> _Written task_: Skip the pictures and repeat each line of the data exactly.

> _Dataset_:
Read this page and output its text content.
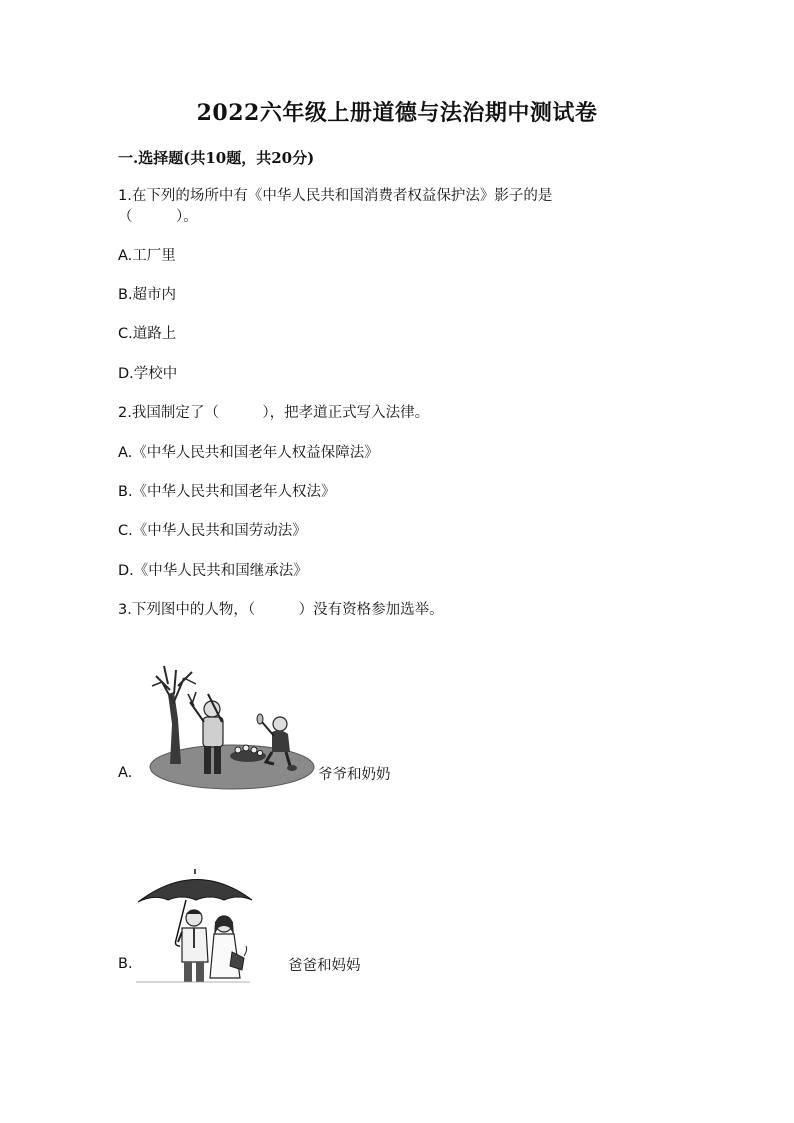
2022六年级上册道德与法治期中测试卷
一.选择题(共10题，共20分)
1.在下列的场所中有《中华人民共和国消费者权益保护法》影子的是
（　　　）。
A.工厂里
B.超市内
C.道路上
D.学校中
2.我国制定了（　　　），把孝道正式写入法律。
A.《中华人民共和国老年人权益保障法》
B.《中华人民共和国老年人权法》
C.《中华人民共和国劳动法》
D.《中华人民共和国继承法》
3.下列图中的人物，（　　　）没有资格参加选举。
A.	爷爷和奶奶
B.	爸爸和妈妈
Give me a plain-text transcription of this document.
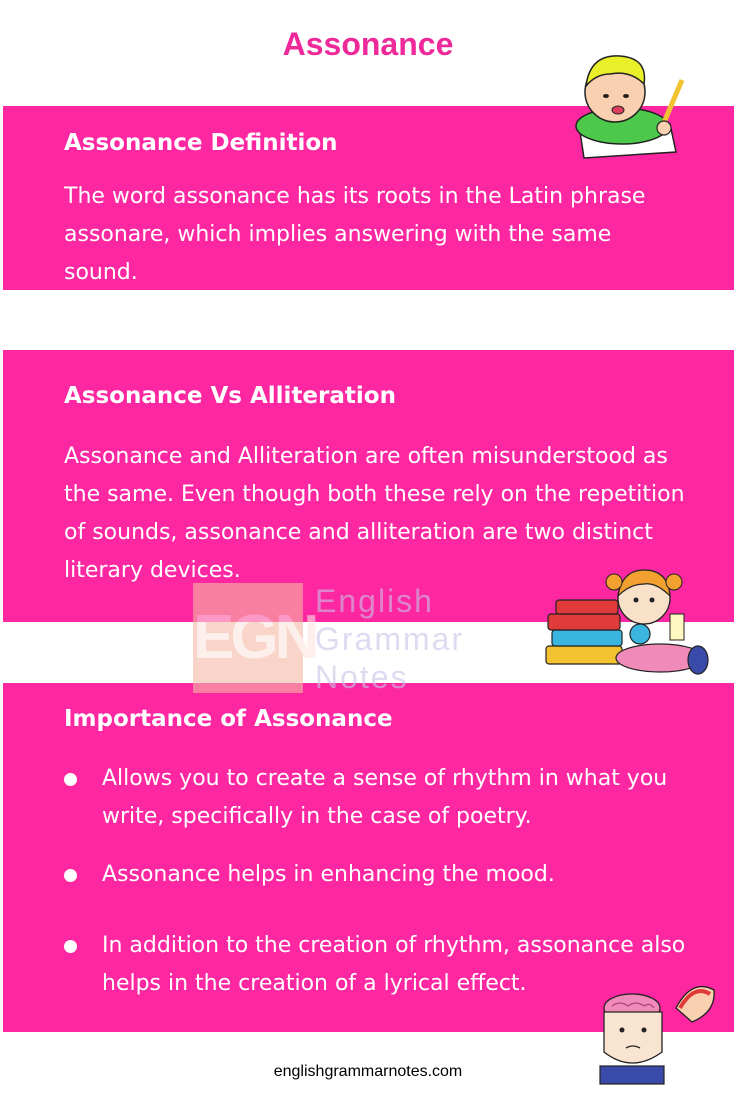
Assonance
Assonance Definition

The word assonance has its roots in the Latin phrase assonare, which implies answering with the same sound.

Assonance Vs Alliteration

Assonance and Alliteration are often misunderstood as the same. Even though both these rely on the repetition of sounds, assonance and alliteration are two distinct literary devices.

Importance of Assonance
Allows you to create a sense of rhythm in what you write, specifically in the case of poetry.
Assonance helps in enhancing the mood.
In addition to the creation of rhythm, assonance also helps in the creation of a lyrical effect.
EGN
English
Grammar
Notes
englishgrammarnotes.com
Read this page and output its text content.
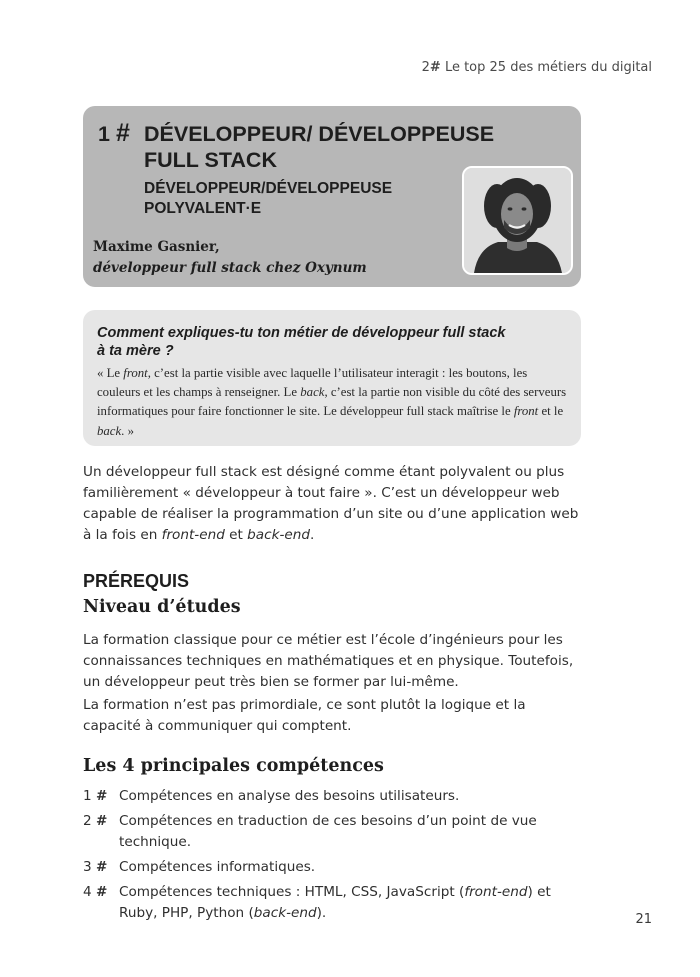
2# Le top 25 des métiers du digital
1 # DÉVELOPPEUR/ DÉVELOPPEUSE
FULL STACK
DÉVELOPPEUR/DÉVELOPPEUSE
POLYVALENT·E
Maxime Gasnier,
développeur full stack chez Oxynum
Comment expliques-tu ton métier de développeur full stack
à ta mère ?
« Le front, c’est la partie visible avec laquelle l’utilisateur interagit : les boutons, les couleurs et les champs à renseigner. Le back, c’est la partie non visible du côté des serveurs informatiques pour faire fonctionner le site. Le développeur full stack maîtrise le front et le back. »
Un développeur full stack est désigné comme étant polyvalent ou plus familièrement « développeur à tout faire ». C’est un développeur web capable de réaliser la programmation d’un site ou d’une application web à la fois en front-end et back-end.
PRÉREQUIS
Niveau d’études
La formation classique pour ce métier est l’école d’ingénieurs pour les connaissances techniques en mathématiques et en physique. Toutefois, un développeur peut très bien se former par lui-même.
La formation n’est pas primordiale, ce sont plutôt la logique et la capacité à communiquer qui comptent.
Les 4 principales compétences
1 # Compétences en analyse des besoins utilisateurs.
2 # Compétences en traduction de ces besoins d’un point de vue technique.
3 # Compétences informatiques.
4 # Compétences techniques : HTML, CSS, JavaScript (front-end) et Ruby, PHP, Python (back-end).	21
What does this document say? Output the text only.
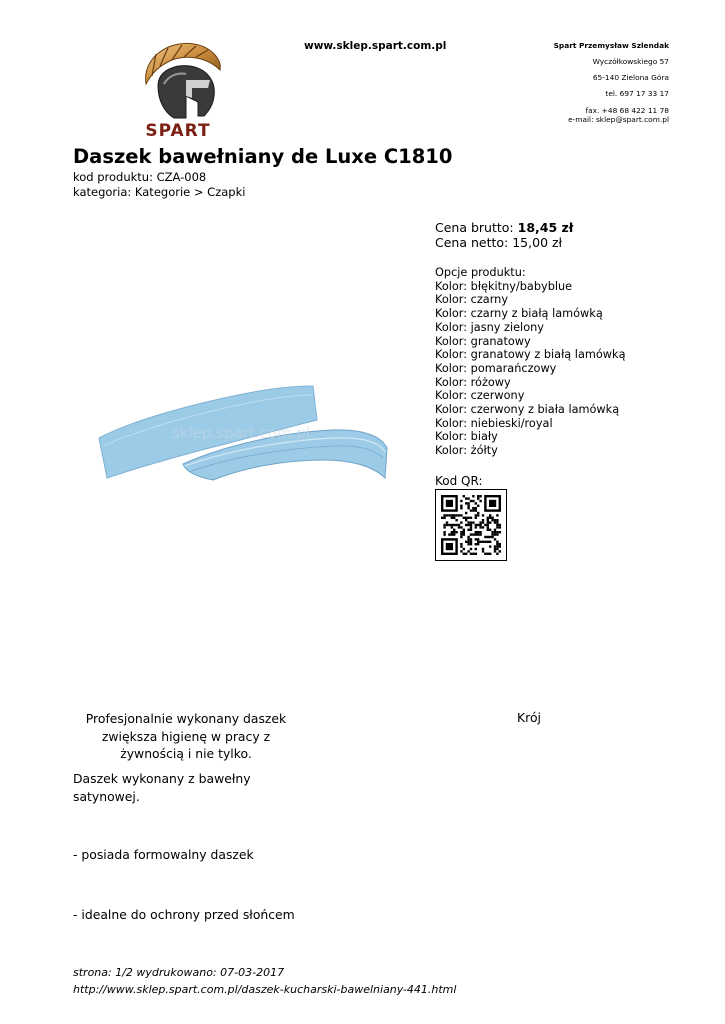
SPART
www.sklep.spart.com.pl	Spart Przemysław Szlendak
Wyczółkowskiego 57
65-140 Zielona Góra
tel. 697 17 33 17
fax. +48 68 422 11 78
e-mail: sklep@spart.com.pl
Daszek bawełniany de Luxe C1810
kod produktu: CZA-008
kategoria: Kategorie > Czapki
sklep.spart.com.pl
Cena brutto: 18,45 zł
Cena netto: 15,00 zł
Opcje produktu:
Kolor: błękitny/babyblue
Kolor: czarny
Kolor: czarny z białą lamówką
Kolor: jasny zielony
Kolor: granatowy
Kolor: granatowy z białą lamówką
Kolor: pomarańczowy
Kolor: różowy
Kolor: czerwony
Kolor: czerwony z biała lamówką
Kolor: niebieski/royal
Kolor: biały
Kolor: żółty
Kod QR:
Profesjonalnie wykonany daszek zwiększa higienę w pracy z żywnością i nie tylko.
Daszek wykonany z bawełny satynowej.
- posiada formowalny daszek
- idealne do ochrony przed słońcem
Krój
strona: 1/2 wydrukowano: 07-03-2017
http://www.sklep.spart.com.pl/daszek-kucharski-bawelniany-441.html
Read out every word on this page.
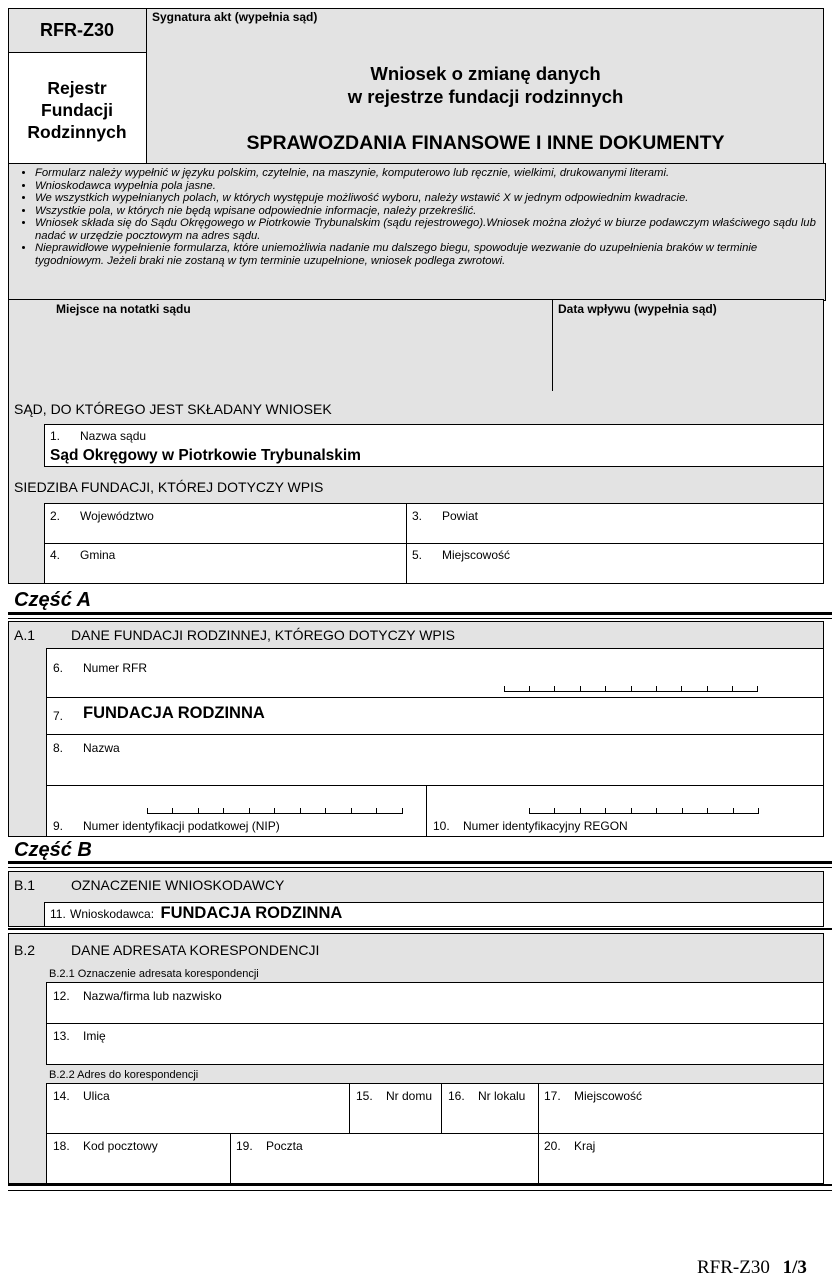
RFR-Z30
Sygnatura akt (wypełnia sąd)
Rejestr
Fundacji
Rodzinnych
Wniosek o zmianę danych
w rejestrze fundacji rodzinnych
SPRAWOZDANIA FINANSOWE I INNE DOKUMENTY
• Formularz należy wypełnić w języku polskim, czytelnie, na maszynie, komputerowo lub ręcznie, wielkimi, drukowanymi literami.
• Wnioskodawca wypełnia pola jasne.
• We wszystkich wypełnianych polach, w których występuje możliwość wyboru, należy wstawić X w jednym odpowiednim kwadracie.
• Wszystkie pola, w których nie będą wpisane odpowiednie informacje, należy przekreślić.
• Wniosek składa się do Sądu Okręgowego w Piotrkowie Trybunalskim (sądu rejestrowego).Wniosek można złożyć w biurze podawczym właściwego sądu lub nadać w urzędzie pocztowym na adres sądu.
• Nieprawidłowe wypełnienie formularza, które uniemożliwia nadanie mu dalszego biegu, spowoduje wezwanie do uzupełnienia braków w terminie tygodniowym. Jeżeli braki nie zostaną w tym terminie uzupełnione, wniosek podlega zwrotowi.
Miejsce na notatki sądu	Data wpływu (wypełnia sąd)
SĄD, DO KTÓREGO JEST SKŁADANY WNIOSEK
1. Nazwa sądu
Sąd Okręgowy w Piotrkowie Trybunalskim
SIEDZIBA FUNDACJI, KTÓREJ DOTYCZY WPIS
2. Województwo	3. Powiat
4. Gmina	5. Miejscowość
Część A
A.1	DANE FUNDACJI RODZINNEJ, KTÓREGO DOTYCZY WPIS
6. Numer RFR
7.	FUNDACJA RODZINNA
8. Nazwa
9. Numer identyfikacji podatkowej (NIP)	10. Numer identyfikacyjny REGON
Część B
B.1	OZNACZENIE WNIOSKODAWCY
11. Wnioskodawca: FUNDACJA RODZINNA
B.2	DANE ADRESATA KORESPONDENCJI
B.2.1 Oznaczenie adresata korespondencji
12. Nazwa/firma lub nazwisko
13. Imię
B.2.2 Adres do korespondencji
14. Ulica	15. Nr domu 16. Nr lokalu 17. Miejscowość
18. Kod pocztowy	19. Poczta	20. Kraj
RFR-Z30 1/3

> _Answer to this problem_:
Read this page and output its text content.
2022六年级上册道德与法治期中测试卷
一.选择题(共10题，共20分)
1.在下列的场所中有《中华人民共和国消费者权益保护法》影子的是
（　　　）。
A.工厂里
B.超市内
C.道路上
D.学校中
2.我国制定了（　　　），把孝道正式写入法律。
A.《中华人民共和国老年人权益保障法》
B.《中华人民共和国老年人权法》
C.《中华人民共和国劳动法》
D.《中华人民共和国继承法》
3.下列图中的人物，（　　　）没有资格参加选举。
A.	爷爷和奶奶
B.	爸爸和妈妈
Give me a plain-text transcription of this document.
Assonance
Assonance Definition

The word assonance has its roots in the Latin phrase assonare, which implies answering with the same sound.

Assonance Vs Alliteration

Assonance and Alliteration are often misunderstood as the same. Even though both these rely on the repetition of sounds, assonance and alliteration are two distinct literary devices.

Importance of Assonance
Allows you to create a sense of rhythm in what you write, specifically in the case of poetry.
Assonance helps in enhancing the mood.
In addition to the creation of rhythm, assonance also helps in the creation of a lyrical effect.
EGN
English
Grammar
Notes
englishgrammarnotes.com
Read this page and output its text content.
2# Le top 25 des métiers du digital
1 # DÉVELOPPEUR/ DÉVELOPPEUSE
FULL STACK
DÉVELOPPEUR/DÉVELOPPEUSE
POLYVALENT·E
Maxime Gasnier,
développeur full stack chez Oxynum
Comment expliques-tu ton métier de développeur full stack
à ta mère ?
« Le front, c’est la partie visible avec laquelle l’utilisateur interagit : les boutons, les couleurs et les champs à renseigner. Le back, c’est la partie non visible du côté des serveurs informatiques pour faire fonctionner le site. Le développeur full stack maîtrise le front et le back. »
Un développeur full stack est désigné comme étant polyvalent ou plus familièrement « développeur à tout faire ». C’est un développeur web capable de réaliser la programmation d’un site ou d’une application web à la fois en front-end et back-end.
PRÉREQUIS
Niveau d’études
La formation classique pour ce métier est l’école d’ingénieurs pour les connaissances techniques en mathématiques et en physique. Toutefois, un développeur peut très bien se former par lui-même.
La formation n’est pas primordiale, ce sont plutôt la logique et la capacité à communiquer qui comptent.
Les 4 principales compétences
1 # Compétences en analyse des besoins utilisateurs.
2 # Compétences en traduction de ces besoins d’un point de vue technique.
3 # Compétences informatiques.
4 # Compétences techniques : HTML, CSS, JavaScript (front-end) et Ruby, PHP, Python (back-end).	21
What does this document say? Output the text only.
SPART
www.sklep.spart.com.pl	Spart Przemysław Szlendak
Wyczółkowskiego 57
65-140 Zielona Góra
tel. 697 17 33 17
fax. +48 68 422 11 78
e-mail: sklep@spart.com.pl
Daszek bawełniany de Luxe C1810
kod produktu: CZA-008
kategoria: Kategorie > Czapki
sklep.spart.com.pl
Cena brutto: 18,45 zł
Cena netto: 15,00 zł
Opcje produktu:
Kolor: błękitny/babyblue
Kolor: czarny
Kolor: czarny z białą lamówką
Kolor: jasny zielony
Kolor: granatowy
Kolor: granatowy z białą lamówką
Kolor: pomarańczowy
Kolor: różowy
Kolor: czerwony
Kolor: czerwony z biała lamówką
Kolor: niebieski/royal
Kolor: biały
Kolor: żółty
Kod QR:
Profesjonalnie wykonany daszek zwiększa higienę w pracy z żywnością i nie tylko.
Daszek wykonany z bawełny satynowej.
- posiada formowalny daszek
- idealne do ochrony przed słońcem
Krój
strona: 1/2 wydrukowano: 07-03-2017
http://www.sklep.spart.com.pl/daszek-kucharski-bawelniany-441.html
Read out every word on this page.
RFR-Z30
Sygnatura akt (wypełnia sąd)
Rejestr
Fundacji
Rodzinnych
Wniosek o zmianę danych
w rejestrze fundacji rodzinnych
SPRAWOZDANIA FINANSOWE I INNE DOKUMENTY
• Formularz należy wypełnić w języku polskim, czytelnie, na maszynie, komputerowo lub ręcznie, wielkimi, drukowanymi literami.
• Wnioskodawca wypełnia pola jasne.
• We wszystkich wypełnianych polach, w których występuje możliwość wyboru, należy wstawić X w jednym odpowiednim kwadracie.
• Wszystkie pola, w których nie będą wpisane odpowiednie informacje, należy przekreślić.
• Wniosek składa się do Sądu Okręgowego w Piotrkowie Trybunalskim (sądu rejestrowego).Wniosek można złożyć w biurze podawczym właściwego sądu lub nadać w urzędzie pocztowym na adres sądu.
• Nieprawidłowe wypełnienie formularza, które uniemożliwia nadanie mu dalszego biegu, spowoduje wezwanie do uzupełnienia braków w terminie tygodniowym. Jeżeli braki nie zostaną w tym terminie uzupełnione, wniosek podlega zwrotowi.
Miejsce na notatki sądu	Data wpływu (wypełnia sąd)
SĄD, DO KTÓREGO JEST SKŁADANY WNIOSEK
1. Nazwa sądu
Sąd Okręgowy w Piotrkowie Trybunalskim
SIEDZIBA FUNDACJI, KTÓREJ DOTYCZY WPIS
2. Województwo	3. Powiat
4. Gmina	5. Miejscowość
Część A
A.1	DANE FUNDACJI RODZINNEJ, KTÓREGO DOTYCZY WPIS
6. Numer RFR
7.	FUNDACJA RODZINNA
8. Nazwa
9. Numer identyfikacji podatkowej (NIP)	10. Numer identyfikacyjny REGON
Część B
B.1	OZNACZENIE WNIOSKODAWCY
11. Wnioskodawca: FUNDACJA RODZINNA
B.2	DANE ADRESATA KORESPONDENCJI
B.2.1 Oznaczenie adresata korespondencji
12. Nazwa/firma lub nazwisko
13. Imię
B.2.2 Adres do korespondencji
14. Ulica	15. Nr domu 16. Nr lokalu 17. Miejscowość
18. Kod pocztowy	19. Poczta	20. Kraj
RFR-Z30 1/3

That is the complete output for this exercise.